Nuovo libro per Eterea Edizioni alla scoperta del perché la Natura nella Terra di Mezzo sia a tutti gli effetti il decimo membro della Compagnia, e non un semplice sfondo per epiche avventure. «Amo i giardini, gli alberi e le fattorie non meccanizzate», scriveva J.R.R. Tolkien in una lettera (n. 213) ed è evidente nelle sue opere. Il volume Paesaggi della Terra di Mezzo – La natura nelle opere di J.R.R. Tolkien, curato da Roberto Arduini e Cecilia Barella (20 euro, splendida illustrazione di copertina di Ivan Cavini) costituisce un vero e proprio viaggio nella Terra di Mezzo, alla scoperta dei diversi habitat naturali, della flora e della fauna, di come il paesaggio influisca sui protagonisti e sia determinante in alcune scene della storia.

• **Estratti delle voci**:
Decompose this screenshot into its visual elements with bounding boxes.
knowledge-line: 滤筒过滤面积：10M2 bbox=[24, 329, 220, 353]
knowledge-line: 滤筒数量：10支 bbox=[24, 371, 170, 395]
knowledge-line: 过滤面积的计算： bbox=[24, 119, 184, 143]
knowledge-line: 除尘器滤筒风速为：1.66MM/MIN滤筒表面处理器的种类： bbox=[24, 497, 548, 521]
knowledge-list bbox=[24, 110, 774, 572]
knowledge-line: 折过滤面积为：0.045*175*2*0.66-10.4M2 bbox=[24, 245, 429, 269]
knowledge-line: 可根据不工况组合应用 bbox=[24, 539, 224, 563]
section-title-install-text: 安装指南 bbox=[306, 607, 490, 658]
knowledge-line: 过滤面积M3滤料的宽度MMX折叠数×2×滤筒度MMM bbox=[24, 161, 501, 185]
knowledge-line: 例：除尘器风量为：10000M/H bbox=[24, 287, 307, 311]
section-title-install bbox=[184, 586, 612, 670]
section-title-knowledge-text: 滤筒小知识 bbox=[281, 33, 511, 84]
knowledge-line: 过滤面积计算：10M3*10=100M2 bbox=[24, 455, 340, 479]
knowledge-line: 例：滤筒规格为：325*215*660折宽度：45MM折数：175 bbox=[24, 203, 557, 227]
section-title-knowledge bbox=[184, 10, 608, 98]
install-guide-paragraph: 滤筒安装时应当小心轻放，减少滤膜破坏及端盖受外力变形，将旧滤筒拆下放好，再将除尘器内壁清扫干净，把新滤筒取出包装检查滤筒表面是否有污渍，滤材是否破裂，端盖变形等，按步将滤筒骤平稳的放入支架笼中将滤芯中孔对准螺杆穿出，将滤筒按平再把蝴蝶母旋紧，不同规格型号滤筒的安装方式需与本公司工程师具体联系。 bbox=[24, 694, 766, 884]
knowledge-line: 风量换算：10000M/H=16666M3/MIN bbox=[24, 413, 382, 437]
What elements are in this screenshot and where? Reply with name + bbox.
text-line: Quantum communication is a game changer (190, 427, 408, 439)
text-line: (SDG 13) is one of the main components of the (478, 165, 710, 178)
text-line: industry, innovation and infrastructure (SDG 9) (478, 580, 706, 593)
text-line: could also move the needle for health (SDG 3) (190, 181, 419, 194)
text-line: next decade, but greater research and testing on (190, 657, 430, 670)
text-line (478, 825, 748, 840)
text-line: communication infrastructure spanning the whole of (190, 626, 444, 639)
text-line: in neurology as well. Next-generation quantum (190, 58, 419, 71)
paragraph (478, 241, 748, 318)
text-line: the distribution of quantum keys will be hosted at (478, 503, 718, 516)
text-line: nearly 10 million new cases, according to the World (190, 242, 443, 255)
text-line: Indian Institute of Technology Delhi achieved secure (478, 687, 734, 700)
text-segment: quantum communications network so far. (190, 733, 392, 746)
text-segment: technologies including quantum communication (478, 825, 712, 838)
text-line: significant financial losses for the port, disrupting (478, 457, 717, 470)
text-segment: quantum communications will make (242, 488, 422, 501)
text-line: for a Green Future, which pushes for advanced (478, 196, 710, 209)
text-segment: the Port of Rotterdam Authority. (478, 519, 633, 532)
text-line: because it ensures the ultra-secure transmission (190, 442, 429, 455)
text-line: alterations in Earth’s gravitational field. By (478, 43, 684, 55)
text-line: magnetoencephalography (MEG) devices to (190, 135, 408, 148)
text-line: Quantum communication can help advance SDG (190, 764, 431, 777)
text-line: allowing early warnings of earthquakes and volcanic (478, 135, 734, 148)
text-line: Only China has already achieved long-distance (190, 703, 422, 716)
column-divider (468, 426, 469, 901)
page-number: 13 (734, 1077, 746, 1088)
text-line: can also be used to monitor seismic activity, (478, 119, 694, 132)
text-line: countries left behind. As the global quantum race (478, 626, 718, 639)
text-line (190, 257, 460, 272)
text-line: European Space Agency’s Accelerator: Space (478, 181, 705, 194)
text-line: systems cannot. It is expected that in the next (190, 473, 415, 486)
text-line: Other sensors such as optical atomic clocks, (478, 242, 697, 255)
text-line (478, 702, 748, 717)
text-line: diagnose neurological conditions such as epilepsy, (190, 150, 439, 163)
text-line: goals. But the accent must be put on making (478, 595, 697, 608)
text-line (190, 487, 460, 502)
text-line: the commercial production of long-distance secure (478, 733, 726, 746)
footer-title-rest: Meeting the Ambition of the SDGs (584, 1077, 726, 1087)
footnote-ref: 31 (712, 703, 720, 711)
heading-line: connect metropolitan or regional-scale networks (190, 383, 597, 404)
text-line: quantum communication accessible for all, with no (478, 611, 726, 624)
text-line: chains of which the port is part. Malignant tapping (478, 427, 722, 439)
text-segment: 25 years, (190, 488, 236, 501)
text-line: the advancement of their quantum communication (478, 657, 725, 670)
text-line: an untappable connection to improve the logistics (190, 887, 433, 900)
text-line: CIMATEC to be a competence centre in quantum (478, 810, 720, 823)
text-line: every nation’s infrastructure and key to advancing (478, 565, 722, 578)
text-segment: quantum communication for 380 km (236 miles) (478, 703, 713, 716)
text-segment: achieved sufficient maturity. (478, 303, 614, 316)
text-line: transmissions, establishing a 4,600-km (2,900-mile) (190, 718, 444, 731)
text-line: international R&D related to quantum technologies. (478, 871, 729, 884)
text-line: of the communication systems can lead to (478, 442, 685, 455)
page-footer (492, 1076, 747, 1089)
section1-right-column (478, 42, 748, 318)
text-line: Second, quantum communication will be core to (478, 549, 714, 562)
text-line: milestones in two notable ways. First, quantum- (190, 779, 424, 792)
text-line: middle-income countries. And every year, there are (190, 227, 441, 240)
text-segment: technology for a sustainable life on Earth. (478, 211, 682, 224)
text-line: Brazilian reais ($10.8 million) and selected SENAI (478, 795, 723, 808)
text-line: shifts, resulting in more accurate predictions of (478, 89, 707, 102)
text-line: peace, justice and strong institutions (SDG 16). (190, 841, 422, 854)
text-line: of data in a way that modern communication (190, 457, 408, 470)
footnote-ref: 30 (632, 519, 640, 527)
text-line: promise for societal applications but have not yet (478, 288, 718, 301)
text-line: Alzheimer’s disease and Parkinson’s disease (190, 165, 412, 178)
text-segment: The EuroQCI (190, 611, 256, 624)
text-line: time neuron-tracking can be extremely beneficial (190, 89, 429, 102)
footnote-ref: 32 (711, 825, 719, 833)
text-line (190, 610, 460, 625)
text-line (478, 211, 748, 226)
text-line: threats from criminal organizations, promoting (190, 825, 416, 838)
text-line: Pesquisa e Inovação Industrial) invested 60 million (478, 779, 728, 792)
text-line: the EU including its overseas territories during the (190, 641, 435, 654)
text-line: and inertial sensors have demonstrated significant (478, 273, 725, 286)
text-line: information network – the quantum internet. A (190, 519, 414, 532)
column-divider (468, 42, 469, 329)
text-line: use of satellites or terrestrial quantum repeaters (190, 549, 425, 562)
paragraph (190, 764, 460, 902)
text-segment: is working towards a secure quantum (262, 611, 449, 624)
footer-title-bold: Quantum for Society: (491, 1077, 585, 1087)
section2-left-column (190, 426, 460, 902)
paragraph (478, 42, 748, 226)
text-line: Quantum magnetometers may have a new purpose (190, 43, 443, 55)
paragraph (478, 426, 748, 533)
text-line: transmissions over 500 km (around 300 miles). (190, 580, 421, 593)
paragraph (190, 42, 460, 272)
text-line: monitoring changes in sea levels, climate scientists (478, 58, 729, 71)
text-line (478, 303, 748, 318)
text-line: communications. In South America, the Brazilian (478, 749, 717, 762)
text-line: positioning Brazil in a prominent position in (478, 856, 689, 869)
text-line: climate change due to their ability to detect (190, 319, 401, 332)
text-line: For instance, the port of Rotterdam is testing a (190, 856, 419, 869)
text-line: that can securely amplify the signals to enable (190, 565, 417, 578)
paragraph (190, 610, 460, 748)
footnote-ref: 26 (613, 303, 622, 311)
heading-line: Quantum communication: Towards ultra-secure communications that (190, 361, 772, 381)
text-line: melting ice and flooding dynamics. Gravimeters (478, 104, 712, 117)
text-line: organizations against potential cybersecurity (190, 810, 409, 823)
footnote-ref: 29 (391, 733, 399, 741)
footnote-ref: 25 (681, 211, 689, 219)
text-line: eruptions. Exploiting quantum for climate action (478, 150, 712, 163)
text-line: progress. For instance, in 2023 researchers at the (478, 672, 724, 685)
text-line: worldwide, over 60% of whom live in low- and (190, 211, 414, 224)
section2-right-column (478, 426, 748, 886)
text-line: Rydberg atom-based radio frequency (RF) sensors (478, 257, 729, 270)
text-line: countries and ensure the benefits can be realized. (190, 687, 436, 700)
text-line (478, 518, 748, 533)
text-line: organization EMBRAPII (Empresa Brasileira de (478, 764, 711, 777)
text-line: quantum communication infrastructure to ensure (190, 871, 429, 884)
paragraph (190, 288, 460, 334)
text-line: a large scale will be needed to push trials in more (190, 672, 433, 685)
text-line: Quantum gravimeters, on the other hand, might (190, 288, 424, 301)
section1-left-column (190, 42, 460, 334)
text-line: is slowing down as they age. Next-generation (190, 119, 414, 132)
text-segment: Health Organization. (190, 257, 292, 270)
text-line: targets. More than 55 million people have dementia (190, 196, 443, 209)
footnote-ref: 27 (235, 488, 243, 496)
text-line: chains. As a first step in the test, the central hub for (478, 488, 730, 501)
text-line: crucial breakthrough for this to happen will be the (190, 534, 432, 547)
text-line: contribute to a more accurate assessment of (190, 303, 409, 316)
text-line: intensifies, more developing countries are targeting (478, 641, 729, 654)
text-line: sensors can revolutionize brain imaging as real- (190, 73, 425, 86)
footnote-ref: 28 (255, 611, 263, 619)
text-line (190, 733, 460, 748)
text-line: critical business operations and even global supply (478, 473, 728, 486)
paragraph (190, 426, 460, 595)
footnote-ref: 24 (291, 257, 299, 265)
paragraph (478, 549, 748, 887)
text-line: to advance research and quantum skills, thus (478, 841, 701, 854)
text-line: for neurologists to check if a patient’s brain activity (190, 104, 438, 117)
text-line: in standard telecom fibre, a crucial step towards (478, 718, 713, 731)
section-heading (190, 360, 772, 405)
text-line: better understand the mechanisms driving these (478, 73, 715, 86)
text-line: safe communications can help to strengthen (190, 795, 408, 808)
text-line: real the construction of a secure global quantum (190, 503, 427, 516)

• **Consegne**:
1. Secondo il brano sulla natura nelle opere di Tolkien, chi ha realizzato l'illustrazione di copertina del volume?
2. Riscrivi il passaggio del brano sulla natura nelle opere di Tolkien che comincia con «Nuovo libro per» e prosegue fino a «scene della storia.», sostituendo «giardini» con «orti».
Le voci non servono in alcun modo per questo lavoro.

• **Risultati finali**:
1. Ivan Cavini

2.
Nuovo libro per Eterea Edizioni alla scoperta del perché la Natura nella Terra di Mezzo sia a tutti gli effetti il decimo membro della Compagnia, e non un semplice sfondo per epiche avventure. «Amo i orti, gli alberi e le fattorie non meccanizzate», scriveva J.R.R. Tolkien in una lettera (n. 213) ed è evidente nelle sue opere. Il volume Paesaggi della Terra di Mezzo – La natura nelle opere di J.R.R. Tolkien, curato da Roberto Arduini e Cecilia Barella (20 euro, splendida illustrazione di copertina di Ivan Cavini) costituisce un vero e proprio viaggio nella Terra di Mezzo, alla scoperta dei diversi habitat naturali, della flora e della fauna, di come il paesaggio influisca sui protagonisti e sia determinante in alcune scene della storia.